WORK INSTRUCTIONS:
Reproduce, character for character, the lines of the records from the line containing "Localize all elements." up to and including the line containing "15, 1038, 34]".

INPUT ROWS:
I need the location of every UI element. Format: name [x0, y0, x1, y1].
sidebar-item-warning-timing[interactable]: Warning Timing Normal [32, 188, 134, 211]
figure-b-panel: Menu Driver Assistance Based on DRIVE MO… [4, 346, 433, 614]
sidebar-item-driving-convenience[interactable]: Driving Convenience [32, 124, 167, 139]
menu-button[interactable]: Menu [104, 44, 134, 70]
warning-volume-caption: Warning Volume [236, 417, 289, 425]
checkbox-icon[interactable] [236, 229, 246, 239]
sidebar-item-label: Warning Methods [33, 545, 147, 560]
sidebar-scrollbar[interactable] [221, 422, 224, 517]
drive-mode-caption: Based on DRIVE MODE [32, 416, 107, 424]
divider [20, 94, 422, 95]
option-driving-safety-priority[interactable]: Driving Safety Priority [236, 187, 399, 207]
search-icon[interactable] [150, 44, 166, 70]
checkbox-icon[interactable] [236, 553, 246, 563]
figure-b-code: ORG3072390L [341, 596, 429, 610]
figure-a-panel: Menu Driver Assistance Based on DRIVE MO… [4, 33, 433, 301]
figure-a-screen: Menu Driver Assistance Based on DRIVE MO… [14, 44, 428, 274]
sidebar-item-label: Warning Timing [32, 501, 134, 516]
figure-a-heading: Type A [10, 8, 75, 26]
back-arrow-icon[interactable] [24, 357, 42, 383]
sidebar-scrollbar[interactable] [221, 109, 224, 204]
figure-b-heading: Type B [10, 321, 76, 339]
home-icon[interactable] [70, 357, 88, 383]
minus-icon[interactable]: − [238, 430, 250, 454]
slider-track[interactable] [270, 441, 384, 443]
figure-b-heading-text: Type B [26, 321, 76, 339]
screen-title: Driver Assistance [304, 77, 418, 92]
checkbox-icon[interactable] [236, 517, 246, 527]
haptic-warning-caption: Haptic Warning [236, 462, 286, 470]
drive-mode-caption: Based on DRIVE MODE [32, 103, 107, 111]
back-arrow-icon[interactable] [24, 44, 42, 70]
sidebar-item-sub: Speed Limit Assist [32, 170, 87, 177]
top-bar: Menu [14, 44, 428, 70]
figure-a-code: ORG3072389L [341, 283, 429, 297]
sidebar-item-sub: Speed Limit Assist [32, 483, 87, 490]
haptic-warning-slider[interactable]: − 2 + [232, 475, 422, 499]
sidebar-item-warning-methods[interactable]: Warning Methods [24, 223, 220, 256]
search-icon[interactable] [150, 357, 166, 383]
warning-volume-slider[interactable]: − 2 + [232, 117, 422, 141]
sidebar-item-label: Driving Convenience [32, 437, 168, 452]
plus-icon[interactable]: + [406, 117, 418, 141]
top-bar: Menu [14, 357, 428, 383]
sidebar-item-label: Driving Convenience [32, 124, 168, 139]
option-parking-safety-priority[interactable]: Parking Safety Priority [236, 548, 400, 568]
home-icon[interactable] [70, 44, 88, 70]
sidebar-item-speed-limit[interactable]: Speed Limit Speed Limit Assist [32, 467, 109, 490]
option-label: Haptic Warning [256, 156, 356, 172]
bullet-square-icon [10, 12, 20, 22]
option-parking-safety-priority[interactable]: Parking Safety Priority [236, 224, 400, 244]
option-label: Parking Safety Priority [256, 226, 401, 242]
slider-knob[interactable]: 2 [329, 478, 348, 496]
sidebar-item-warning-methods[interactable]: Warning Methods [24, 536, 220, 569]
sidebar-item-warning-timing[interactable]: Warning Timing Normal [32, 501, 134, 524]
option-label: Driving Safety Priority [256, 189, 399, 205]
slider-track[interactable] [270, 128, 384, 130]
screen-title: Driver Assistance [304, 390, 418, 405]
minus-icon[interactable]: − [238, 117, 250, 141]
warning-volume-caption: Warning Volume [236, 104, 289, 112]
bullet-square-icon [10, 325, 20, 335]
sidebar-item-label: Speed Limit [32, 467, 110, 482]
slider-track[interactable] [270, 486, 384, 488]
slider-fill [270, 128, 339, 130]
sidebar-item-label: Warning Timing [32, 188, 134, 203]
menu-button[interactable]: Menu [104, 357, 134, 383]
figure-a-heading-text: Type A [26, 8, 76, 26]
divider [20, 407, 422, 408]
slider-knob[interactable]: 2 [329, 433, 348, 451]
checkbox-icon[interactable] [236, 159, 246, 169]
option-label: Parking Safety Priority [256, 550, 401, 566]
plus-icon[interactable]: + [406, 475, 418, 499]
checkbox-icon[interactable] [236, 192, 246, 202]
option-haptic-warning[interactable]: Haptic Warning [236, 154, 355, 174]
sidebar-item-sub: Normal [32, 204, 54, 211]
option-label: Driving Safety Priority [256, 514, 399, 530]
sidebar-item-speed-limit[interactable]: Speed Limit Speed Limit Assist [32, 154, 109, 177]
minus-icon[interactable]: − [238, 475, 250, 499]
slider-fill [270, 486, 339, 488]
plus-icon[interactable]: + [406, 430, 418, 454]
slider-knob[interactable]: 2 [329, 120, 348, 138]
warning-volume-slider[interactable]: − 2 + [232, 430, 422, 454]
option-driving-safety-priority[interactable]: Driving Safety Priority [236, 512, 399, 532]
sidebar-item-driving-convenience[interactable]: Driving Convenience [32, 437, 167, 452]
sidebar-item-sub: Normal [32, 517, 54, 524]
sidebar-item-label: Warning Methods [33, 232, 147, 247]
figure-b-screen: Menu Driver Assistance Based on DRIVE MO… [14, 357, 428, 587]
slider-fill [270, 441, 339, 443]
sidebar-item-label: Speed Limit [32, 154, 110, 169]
==
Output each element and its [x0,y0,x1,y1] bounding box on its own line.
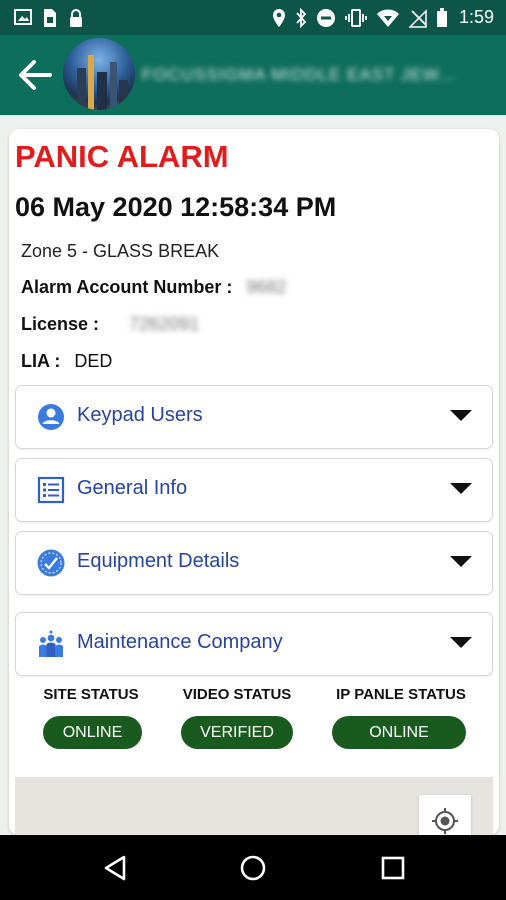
---
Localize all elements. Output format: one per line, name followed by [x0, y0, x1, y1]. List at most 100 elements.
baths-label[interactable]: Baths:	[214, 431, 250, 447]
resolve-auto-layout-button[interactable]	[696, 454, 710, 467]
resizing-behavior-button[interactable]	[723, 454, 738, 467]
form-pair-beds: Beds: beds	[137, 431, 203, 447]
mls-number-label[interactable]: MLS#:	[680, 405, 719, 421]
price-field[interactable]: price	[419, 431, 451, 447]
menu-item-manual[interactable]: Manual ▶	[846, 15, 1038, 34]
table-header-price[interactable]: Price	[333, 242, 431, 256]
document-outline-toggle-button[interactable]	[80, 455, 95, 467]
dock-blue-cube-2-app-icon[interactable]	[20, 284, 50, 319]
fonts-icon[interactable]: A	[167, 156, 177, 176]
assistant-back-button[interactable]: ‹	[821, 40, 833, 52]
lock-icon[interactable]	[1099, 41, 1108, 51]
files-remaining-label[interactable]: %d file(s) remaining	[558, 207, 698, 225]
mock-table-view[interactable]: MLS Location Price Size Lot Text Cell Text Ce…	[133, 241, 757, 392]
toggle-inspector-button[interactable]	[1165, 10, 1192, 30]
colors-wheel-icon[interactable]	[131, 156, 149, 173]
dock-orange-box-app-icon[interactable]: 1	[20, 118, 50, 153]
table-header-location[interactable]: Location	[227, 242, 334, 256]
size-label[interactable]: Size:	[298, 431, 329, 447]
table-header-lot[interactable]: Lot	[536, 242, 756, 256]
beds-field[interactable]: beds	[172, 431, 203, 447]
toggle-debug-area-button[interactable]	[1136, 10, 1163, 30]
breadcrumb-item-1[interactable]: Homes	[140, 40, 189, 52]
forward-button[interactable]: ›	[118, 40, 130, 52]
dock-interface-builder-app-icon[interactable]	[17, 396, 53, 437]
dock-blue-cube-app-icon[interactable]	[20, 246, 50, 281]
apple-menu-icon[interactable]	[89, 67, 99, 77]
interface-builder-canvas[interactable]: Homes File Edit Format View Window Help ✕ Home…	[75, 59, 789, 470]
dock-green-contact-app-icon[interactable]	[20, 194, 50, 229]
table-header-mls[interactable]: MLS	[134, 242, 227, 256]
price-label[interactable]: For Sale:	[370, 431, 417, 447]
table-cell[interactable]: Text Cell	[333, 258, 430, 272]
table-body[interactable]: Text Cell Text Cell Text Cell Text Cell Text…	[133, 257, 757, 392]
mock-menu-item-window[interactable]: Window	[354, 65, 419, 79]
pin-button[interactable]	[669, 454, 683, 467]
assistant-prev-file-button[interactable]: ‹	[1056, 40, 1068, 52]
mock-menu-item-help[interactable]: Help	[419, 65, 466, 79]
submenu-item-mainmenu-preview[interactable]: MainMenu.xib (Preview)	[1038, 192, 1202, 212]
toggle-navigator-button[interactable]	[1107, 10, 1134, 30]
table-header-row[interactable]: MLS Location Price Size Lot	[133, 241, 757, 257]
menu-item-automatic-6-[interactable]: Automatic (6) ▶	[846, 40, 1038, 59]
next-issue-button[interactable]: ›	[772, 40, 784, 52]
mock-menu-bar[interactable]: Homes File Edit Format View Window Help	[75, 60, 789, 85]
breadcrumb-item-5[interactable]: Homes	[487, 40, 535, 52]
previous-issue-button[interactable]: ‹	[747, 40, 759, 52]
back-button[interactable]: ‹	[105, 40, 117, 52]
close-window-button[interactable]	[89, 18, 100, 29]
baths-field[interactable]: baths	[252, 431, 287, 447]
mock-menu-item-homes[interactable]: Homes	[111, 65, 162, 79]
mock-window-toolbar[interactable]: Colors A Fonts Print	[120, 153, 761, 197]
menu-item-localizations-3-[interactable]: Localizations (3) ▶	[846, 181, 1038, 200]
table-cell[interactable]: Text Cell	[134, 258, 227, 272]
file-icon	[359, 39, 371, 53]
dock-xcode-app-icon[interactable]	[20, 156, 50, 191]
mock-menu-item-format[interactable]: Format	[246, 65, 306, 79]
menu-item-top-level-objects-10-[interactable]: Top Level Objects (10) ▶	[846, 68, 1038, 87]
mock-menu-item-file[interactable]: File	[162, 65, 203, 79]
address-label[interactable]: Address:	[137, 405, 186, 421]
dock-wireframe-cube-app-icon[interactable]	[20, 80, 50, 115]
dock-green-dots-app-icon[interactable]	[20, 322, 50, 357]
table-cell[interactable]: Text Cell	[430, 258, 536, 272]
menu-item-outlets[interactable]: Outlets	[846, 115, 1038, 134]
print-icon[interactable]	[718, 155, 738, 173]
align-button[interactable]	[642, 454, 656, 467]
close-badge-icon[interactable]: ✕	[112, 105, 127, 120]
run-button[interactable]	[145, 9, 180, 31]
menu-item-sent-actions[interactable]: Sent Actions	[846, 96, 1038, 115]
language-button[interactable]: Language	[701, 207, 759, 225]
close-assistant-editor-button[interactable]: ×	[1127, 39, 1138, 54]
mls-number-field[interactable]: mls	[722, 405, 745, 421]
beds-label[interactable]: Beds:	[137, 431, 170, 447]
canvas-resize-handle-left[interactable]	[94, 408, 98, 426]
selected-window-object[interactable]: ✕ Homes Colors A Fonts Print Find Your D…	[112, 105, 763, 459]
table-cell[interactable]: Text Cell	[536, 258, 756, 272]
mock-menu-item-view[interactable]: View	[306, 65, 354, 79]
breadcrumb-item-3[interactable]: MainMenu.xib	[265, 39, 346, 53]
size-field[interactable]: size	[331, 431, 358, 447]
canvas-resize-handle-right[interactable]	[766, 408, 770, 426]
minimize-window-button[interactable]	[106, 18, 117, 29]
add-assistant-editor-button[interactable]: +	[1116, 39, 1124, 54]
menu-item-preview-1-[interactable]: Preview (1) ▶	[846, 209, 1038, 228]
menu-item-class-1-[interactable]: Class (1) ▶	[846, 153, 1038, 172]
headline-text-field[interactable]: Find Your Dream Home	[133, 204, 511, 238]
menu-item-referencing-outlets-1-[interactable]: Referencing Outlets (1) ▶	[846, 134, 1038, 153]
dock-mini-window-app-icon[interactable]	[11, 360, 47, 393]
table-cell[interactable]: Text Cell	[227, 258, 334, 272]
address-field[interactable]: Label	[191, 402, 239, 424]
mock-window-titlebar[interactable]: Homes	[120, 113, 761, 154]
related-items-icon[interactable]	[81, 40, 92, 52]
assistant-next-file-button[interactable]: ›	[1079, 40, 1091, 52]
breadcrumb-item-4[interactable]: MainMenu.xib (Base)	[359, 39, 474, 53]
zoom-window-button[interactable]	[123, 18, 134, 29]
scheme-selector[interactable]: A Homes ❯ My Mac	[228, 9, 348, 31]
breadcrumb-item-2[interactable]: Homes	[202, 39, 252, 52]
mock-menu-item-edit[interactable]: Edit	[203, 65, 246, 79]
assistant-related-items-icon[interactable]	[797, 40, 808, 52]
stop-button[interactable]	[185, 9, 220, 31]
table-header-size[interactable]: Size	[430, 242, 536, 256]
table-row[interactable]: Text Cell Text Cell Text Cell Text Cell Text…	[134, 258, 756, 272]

COMPLETED TASK:
Localize all elements. Output format: one per line, name followed by [x0, y0, x1, y1]. List at most 100 elements.
baths-label[interactable]: Baths:	[214, 431, 250, 447]
resolve-auto-layout-button[interactable]	[696, 454, 710, 467]
resizing-behavior-button[interactable]	[723, 454, 738, 467]
form-pair-beds: Beds: beds	[137, 431, 203, 447]
mls-number-label[interactable]: MLS#:	[680, 405, 719, 421]
price-field[interactable]: price	[419, 431, 451, 447]
menu-item-manual[interactable]: Manual ▶	[846, 15, 1038, 34]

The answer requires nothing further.